* What you have to do:
Go through the records and extract every line with the word "вдоль".

######

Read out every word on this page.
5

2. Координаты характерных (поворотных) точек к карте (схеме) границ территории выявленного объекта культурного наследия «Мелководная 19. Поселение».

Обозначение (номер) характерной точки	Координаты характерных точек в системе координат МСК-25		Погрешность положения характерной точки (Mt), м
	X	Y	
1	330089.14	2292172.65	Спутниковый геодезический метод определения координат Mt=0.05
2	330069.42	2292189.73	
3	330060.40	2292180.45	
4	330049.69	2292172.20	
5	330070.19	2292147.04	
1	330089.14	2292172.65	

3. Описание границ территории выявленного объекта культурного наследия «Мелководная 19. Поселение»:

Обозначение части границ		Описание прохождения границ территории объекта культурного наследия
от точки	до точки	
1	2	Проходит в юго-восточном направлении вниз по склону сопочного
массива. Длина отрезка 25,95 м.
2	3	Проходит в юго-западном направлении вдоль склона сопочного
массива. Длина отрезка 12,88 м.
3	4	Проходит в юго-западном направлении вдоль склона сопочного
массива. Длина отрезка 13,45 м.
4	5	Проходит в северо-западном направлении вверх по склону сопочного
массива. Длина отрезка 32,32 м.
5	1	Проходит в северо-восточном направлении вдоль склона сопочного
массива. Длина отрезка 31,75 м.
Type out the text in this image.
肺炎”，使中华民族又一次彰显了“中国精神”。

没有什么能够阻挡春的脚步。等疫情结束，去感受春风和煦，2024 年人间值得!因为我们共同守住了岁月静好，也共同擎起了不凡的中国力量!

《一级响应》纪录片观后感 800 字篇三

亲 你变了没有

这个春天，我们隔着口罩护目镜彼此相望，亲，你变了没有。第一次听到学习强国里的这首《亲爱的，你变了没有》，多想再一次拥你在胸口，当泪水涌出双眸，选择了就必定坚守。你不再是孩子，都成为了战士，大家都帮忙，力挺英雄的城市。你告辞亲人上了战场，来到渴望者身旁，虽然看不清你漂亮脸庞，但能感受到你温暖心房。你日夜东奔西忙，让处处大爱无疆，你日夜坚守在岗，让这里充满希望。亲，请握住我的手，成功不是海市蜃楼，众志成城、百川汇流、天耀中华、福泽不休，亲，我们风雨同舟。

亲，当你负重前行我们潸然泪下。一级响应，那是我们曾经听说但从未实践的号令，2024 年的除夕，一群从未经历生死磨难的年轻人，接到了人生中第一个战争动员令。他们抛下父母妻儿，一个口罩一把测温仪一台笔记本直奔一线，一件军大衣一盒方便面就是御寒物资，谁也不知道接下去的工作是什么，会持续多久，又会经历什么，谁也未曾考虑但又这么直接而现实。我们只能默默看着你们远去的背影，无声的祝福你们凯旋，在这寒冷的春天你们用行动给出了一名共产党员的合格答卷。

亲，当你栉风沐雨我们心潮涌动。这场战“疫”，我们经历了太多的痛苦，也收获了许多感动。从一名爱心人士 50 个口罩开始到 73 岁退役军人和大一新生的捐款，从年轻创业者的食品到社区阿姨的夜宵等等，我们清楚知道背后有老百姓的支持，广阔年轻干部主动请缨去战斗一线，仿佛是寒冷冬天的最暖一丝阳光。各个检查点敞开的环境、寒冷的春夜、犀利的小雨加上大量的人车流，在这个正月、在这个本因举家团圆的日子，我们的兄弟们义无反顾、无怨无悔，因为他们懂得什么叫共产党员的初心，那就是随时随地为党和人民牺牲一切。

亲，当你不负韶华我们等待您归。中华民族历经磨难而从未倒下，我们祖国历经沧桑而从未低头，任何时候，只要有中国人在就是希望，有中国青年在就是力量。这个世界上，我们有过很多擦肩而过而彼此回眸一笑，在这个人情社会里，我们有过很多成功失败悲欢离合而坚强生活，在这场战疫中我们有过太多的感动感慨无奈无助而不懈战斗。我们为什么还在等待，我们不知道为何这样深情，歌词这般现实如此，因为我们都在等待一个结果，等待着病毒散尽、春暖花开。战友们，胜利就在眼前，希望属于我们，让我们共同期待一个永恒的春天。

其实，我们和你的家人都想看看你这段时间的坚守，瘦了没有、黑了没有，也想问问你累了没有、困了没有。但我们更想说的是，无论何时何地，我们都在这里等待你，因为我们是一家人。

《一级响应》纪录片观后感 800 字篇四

######

* Complete output:
2	3	Проходит в юго-западном направлении вдоль склона сопочного
3	4	Проходит в юго-западном направлении вдоль склона сопочного
5	1	Проходит в северо-восточном направлении вдоль склона сопочного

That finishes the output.